Element position data
= = = = =
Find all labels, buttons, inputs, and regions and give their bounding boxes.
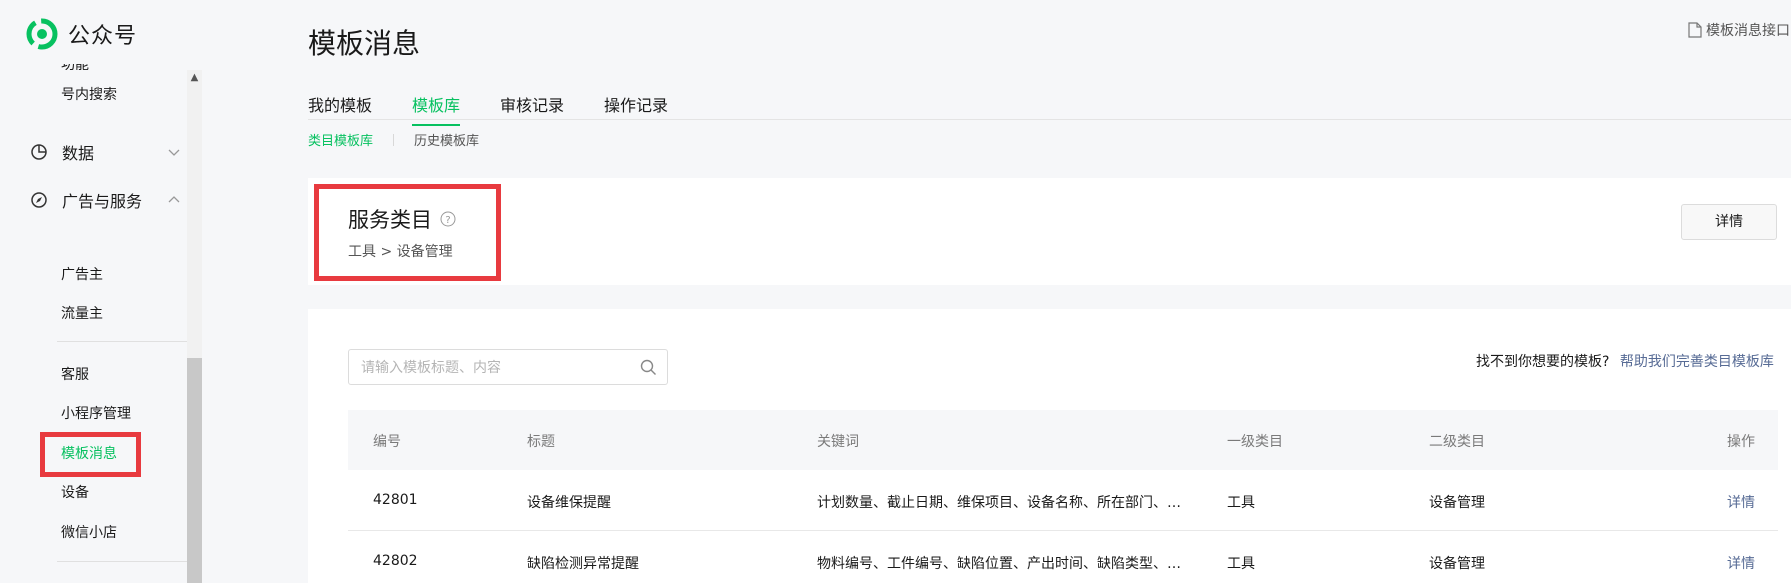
tab-template-library[interactable]: 模板库 bbox=[412, 92, 461, 126]
th-keywords: 关键词 bbox=[817, 434, 859, 450]
sidebar-item-advertiser[interactable]: 广告主 bbox=[61, 264, 103, 284]
sidebar-item-wechat-store[interactable]: 微信小店 bbox=[61, 522, 117, 542]
row-detail-link[interactable]: 详情 bbox=[1727, 553, 1755, 573]
help-prompt: 找不到你想要的模板? 帮助我们完善类目模板库 bbox=[1476, 351, 1774, 371]
help-improve-link[interactable]: 帮助我们完善类目模板库 bbox=[1620, 354, 1774, 370]
service-category-card bbox=[308, 178, 1791, 285]
highlight-box-service bbox=[314, 184, 501, 281]
sidebar-divider bbox=[57, 561, 197, 562]
subtab-bar: 类目模板库 历史模板库 bbox=[308, 130, 479, 149]
sidebar-item-label: 广告主 bbox=[61, 267, 103, 283]
th-category-2: 二级类目 bbox=[1429, 434, 1485, 450]
app-name: 公众号 bbox=[68, 24, 138, 49]
sidebar-item-customer-service[interactable]: 客服 bbox=[61, 364, 89, 384]
th-category-1: 一级类目 bbox=[1227, 434, 1283, 450]
chevron-down-icon bbox=[168, 149, 180, 156]
tab-bar: 我的模板 模板库 审核记录 操作记录 bbox=[308, 92, 708, 126]
row-detail-link[interactable]: 详情 bbox=[1727, 492, 1755, 512]
sidebar-item-device[interactable]: 设备 bbox=[61, 482, 89, 502]
sidebar-item-label: 流量主 bbox=[61, 306, 103, 322]
tab-my-templates[interactable]: 我的模板 bbox=[308, 92, 372, 126]
sidebar-scrollbar-thumb[interactable] bbox=[187, 358, 202, 583]
doc-link[interactable]: 模板消息接口 bbox=[1688, 20, 1790, 40]
app-logo[interactable]: 公众号 bbox=[26, 18, 137, 50]
cell-keywords: 计划数量、截止日期、维保项目、设备名称、所在部门、维保人员 bbox=[817, 495, 1193, 511]
sidebar-item-clipped[interactable]: 功能 bbox=[61, 64, 91, 70]
page-title: 模板消息 bbox=[308, 27, 421, 60]
sidebar-item-publisher[interactable]: 流量主 bbox=[61, 303, 103, 323]
cell-category-2: 设备管理 bbox=[1429, 495, 1485, 511]
row-divider bbox=[348, 530, 1778, 531]
sidebar-item-miniprogram[interactable]: 小程序管理 bbox=[61, 403, 131, 423]
pie-chart-icon bbox=[31, 144, 47, 160]
sidebar-divider bbox=[57, 341, 197, 342]
highlight-box-sidebar bbox=[40, 432, 141, 477]
compass-icon bbox=[31, 192, 47, 208]
help-prompt-text: 找不到你想要的模板? bbox=[1476, 354, 1610, 370]
service-detail-button[interactable]: 详情 bbox=[1681, 204, 1777, 240]
subtab-history-library[interactable]: 历史模板库 bbox=[414, 130, 479, 149]
cell-keywords: 物料编号、工件编号、缺陷位置、产出时间、缺陷类型、检测结果 bbox=[817, 556, 1193, 572]
sidebar-group-ads-services[interactable]: 广告与服务 bbox=[30, 188, 202, 212]
tab-review-records[interactable]: 审核记录 bbox=[500, 92, 564, 126]
cell-category-1: 工具 bbox=[1227, 495, 1255, 511]
sidebar-group-label: 广告与服务 bbox=[62, 192, 143, 211]
template-search-input[interactable] bbox=[359, 350, 633, 386]
subtab-category-library[interactable]: 类目模板库 bbox=[308, 130, 373, 149]
cell-id: 42802 bbox=[373, 553, 418, 569]
sidebar-item-label: 微信小店 bbox=[61, 525, 117, 541]
sidebar-item-clipped-label: 功能 bbox=[61, 64, 89, 70]
sidebar-group-data[interactable]: 数据 bbox=[30, 140, 202, 164]
tab-divider bbox=[308, 119, 1791, 120]
subtab-separator bbox=[393, 133, 395, 146]
sidebar-item-label: 号内搜索 bbox=[61, 87, 117, 103]
doc-link-label: 模板消息接口 bbox=[1706, 23, 1790, 39]
scroll-up-arrow-icon[interactable]: ▲ bbox=[187, 70, 202, 85]
template-search-box bbox=[348, 349, 668, 386]
cell-title: 设备维保提醒 bbox=[527, 495, 611, 511]
cell-title: 缺陷检测异常提醒 bbox=[527, 556, 639, 572]
sidebar-item-label: 客服 bbox=[61, 367, 89, 383]
table-header bbox=[348, 410, 1778, 470]
tab-operation-records[interactable]: 操作记录 bbox=[604, 92, 668, 126]
wechat-mp-logo-icon bbox=[26, 18, 58, 50]
th-title: 标题 bbox=[527, 434, 555, 450]
chevron-up-icon bbox=[168, 196, 180, 203]
search-icon[interactable] bbox=[640, 359, 657, 376]
th-action: 操作 bbox=[1727, 434, 1755, 450]
cell-category-2: 设备管理 bbox=[1429, 556, 1485, 572]
th-id: 编号 bbox=[373, 434, 401, 450]
document-icon bbox=[1688, 22, 1702, 38]
sidebar-item-label: 设备 bbox=[61, 485, 89, 501]
sidebar-group-label: 数据 bbox=[62, 144, 95, 163]
sidebar-item-in-account-search[interactable]: 号内搜索 bbox=[61, 84, 117, 104]
sidebar-item-label: 小程序管理 bbox=[61, 406, 131, 422]
cell-id: 42801 bbox=[373, 492, 418, 508]
cell-category-1: 工具 bbox=[1227, 556, 1255, 572]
= = = = =
* Objective *
Please extract all of the lines above verbatim, leaving out the pictures.

* Response to this task *
Find all labels, buttons, inputs, and regions and give their bounding boxes.
tab-template-library[interactable]: 模板库 bbox=[412, 92, 461, 126]
th-keywords: 关键词 bbox=[817, 434, 859, 450]
sidebar-item-advertiser[interactable]: 广告主 bbox=[61, 264, 103, 284]
sidebar-item-wechat-store[interactable]: 微信小店 bbox=[61, 522, 117, 542]
row-detail-link[interactable]: 详情 bbox=[1727, 553, 1755, 573]
help-prompt: 找不到你想要的模板? 帮助我们完善类目模板库 bbox=[1476, 351, 1774, 371]
help-improve-link[interactable]: 帮助我们完善类目模板库 bbox=[1620, 354, 1774, 370]
service-category-card bbox=[308, 178, 1791, 285]
highlight-box-service bbox=[314, 184, 501, 281]
sidebar-divider bbox=[57, 561, 197, 562]
subtab-bar: 类目模板库 历史模板库 bbox=[308, 130, 479, 149]
sidebar-item-label: 广告主 bbox=[61, 267, 103, 283]
th-category-2: 二级类目 bbox=[1429, 434, 1485, 450]
app-name: 公众号 bbox=[68, 24, 138, 49]
sidebar-item-customer-service[interactable]: 客服 bbox=[61, 364, 89, 384]
th-category-1: 一级类目 bbox=[1227, 434, 1283, 450]
chevron-down-icon bbox=[168, 149, 180, 156]
tab-bar: 我的模板 模板库 审核记录 操作记录 bbox=[308, 92, 708, 126]
row-detail-link[interactable]: 详情 bbox=[1727, 492, 1755, 512]
sidebar-item-device[interactable]: 设备 bbox=[61, 482, 89, 502]
sidebar-item-label: 流量主 bbox=[61, 306, 103, 322]
tab-my-templates[interactable]: 我的模板 bbox=[308, 92, 372, 126]
sidebar-scrollbar-thumb[interactable] bbox=[187, 358, 202, 583]
doc-link[interactable]: 模板消息接口 bbox=[1688, 20, 1790, 40]
app-logo[interactable]: 公众号 bbox=[26, 18, 137, 50]
cell-keywords: 计划数量、截止日期、维保项目、设备名称、所在部门、维保人员 bbox=[817, 495, 1193, 511]
sidebar-item-clipped[interactable]: 功能 bbox=[61, 64, 91, 70]
page-title: 模板消息 bbox=[308, 27, 421, 60]
sidebar-item-publisher[interactable]: 流量主 bbox=[61, 303, 103, 323]
cell-category-2: 设备管理 bbox=[1429, 495, 1485, 511]
row-divider bbox=[348, 530, 1778, 531]
sidebar-item-miniprogram[interactable]: 小程序管理 bbox=[61, 403, 131, 423]
pie-chart-icon bbox=[31, 144, 47, 160]
sidebar-divider bbox=[57, 341, 197, 342]
highlight-box-sidebar bbox=[40, 432, 141, 477]
compass-icon bbox=[31, 192, 47, 208]
help-prompt-text: 找不到你想要的模板? bbox=[1476, 354, 1610, 370]
service-detail-button[interactable]: 详情 bbox=[1681, 204, 1777, 240]
subtab-history-library[interactable]: 历史模板库 bbox=[414, 130, 479, 149]
cell-keywords: 物料编号、工件编号、缺陷位置、产出时间、缺陷类型、检测结果 bbox=[817, 556, 1193, 572]
sidebar-group-ads-services[interactable]: 广告与服务 bbox=[30, 188, 202, 212]
tab-review-records[interactable]: 审核记录 bbox=[500, 92, 564, 126]
cell-category-1: 工具 bbox=[1227, 495, 1255, 511]
sidebar-group-label: 广告与服务 bbox=[62, 192, 143, 211]
template-search-input[interactable] bbox=[359, 350, 633, 386]
subtab-category-library[interactable]: 类目模板库 bbox=[308, 130, 373, 149]
cell-id: 42802 bbox=[373, 553, 418, 569]
sidebar-item-label: 微信小店 bbox=[61, 525, 117, 541]
sidebar-item-clipped-label: 功能 bbox=[61, 64, 89, 70]
sidebar-group-data[interactable]: 数据 bbox=[30, 140, 202, 164]
tab-divider bbox=[308, 119, 1791, 120]
subtab-separator bbox=[393, 133, 395, 146]
sidebar-item-label: 号内搜索 bbox=[61, 87, 117, 103]
doc-link-label: 模板消息接口 bbox=[1706, 23, 1790, 39]
scroll-up-arrow-icon[interactable]: ▲ bbox=[187, 70, 202, 85]
template-search-box bbox=[348, 349, 668, 386]
cell-title: 设备维保提醒 bbox=[527, 495, 611, 511]
cell-title: 缺陷检测异常提醒 bbox=[527, 556, 639, 572]
sidebar-item-label: 客服 bbox=[61, 367, 89, 383]
table-header bbox=[348, 410, 1778, 470]
tab-operation-records[interactable]: 操作记录 bbox=[604, 92, 668, 126]
wechat-mp-logo-icon bbox=[26, 18, 58, 50]
th-title: 标题 bbox=[527, 434, 555, 450]
chevron-up-icon bbox=[168, 196, 180, 203]
search-icon[interactable] bbox=[640, 359, 657, 376]
th-action: 操作 bbox=[1727, 434, 1755, 450]
cell-category-2: 设备管理 bbox=[1429, 556, 1485, 572]
th-id: 编号 bbox=[373, 434, 401, 450]
document-icon bbox=[1688, 22, 1702, 38]
sidebar-item-label: 设备 bbox=[61, 485, 89, 501]
sidebar-group-label: 数据 bbox=[62, 144, 95, 163]
sidebar-item-in-account-search[interactable]: 号内搜索 bbox=[61, 84, 117, 104]
sidebar-item-label: 小程序管理 bbox=[61, 406, 131, 422]
cell-id: 42801 bbox=[373, 492, 418, 508]
cell-category-1: 工具 bbox=[1227, 556, 1255, 572]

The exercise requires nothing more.